14Si la lecture de l’épitaphe permet de redonner momentanément sa voix au défunt, de le ranimer, c’est sans doute dans un processus analogue à la νέκυια homérique, qui convoque les morts de l’Hadès. Il ne faut cependant pas oublier la transposition de ce motif épique et son acclimatation à l’espace romain, notamment sa réception au chant VI de l’Énéide25. Contrairement à son modèle grec, Virgile fait de l’épisode des Enfers un exemple de catabase à proprement parler : le héros entreprend, de son vivant, un voyage (βάσις) vers le bas (κατα-), dans le monde des morts, avant d’en revenir, rompant les lois de l’espace et du temps26. Cependant, la catabase n’est pas seulement un motif épique, comme les évocations homériques et virgiliennes le laissent penser, mais fait partie d’une tradition poétique plus large27, qui est le vecteur d’une conception culturelle des Enfers28. Elle s’adapte tout particulièrement à la tradition élégiaque et aux épitaphes29, en fournissant le matériel de l’utopie infernale, une fiction littéraire à laquelle certaines inscriptions recourent pour produire des effets sur leur lecteur.
15Dans la poétique des inscriptions latines, ce sont en premier lieu les Mânes et les croyances qui leur sont associées — notamment en termes de positionnement (Inferi) — qui rendent possible pour le lecteur le chemin de la catabase30. L’ubiquité des Mânes symbolise le passage actif entre tombe matérielle et Enfers mythologisés, et certaines inscriptions évoquent leur fonction essentielle de passeurs (CLE 1143, v. 5-6, fin Ier s. ap. J.-C.) :
molliter ad matrem placidi / descendite manes /
Elysiis campis floreat umbra tibi /
Avec douceur vers cette mère, descendez, Mânes, apaisés.

### [CONSIGNE]
Reproduisez tel quel l'extrait sur la catabase, en reprenant tout le passage de « 15Dans la poétique » jusqu'à « descendez, Mânes, apaisés. ». Les données qui viennent ensuite constituent un matériau distinct de l'extrait.

Listes d'éléments de mise en page encadrés:
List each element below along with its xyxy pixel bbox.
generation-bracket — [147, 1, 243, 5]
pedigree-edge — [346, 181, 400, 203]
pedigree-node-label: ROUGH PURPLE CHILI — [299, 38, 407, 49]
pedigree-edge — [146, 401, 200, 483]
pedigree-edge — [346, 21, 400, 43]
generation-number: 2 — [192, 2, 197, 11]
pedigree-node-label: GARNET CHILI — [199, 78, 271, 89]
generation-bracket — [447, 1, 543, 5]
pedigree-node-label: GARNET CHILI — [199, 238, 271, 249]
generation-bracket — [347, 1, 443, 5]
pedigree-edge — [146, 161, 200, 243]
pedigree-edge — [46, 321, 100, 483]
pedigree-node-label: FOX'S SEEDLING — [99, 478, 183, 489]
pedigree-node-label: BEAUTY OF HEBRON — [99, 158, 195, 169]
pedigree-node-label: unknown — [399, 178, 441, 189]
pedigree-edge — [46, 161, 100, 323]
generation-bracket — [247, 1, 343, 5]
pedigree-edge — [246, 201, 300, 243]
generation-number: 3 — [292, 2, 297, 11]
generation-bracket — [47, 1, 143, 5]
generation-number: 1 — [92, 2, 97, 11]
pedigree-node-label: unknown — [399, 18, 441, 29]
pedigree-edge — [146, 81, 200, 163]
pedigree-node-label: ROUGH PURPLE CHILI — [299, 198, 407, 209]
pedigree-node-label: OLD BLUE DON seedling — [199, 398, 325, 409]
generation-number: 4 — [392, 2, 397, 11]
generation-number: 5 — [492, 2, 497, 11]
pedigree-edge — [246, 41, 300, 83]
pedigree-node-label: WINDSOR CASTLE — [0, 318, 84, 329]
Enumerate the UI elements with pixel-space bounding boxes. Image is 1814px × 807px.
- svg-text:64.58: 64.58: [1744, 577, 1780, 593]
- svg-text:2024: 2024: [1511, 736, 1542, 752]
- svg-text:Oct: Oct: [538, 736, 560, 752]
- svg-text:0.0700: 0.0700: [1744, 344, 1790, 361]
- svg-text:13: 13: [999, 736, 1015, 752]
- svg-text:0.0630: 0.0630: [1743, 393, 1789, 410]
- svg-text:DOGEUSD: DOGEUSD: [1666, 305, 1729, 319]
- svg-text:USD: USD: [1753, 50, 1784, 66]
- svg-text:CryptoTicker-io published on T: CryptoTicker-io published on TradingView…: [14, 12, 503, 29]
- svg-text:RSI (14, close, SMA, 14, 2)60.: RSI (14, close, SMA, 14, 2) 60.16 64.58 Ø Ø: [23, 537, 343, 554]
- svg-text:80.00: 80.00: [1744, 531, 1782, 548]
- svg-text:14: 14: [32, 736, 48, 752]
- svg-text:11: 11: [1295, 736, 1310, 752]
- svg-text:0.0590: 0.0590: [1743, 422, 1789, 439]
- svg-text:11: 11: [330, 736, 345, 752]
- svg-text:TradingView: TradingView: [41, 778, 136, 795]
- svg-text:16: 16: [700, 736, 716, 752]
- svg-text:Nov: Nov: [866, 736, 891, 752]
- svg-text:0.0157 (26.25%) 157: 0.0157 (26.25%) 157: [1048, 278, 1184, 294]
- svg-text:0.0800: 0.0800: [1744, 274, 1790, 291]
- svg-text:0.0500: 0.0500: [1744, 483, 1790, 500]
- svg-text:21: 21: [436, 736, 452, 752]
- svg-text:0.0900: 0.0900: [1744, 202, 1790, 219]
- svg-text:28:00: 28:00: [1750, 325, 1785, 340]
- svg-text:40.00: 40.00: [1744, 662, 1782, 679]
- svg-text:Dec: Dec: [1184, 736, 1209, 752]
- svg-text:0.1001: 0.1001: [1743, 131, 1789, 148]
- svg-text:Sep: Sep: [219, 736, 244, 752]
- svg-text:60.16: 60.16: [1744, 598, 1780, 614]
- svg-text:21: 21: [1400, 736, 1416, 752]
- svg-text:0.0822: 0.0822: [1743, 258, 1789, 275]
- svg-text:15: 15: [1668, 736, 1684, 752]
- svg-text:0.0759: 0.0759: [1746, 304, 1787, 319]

### [RÉSULTAT]
15Dans la poétique des inscriptions latines, ce sont en premier lieu les Mânes et les croyances qui leur sont associées — notamment en termes de positionnement (Inferi) — qui rendent possible pour le lecteur le chemin de la catabase30. L’ubiquité des Mânes symbolise le passage actif entre tombe matérielle et Enfers mythologisés, et certaines inscriptions évoquent leur fonction essentielle de passeurs (CLE 1143, v. 5-6, fin Ier s. ap. J.-C.) :
molliter ad matrem placidi / descendite manes /
Elysiis campis floreat umbra tibi /
Avec douceur vers cette mère, descendez, Mânes, apaisés.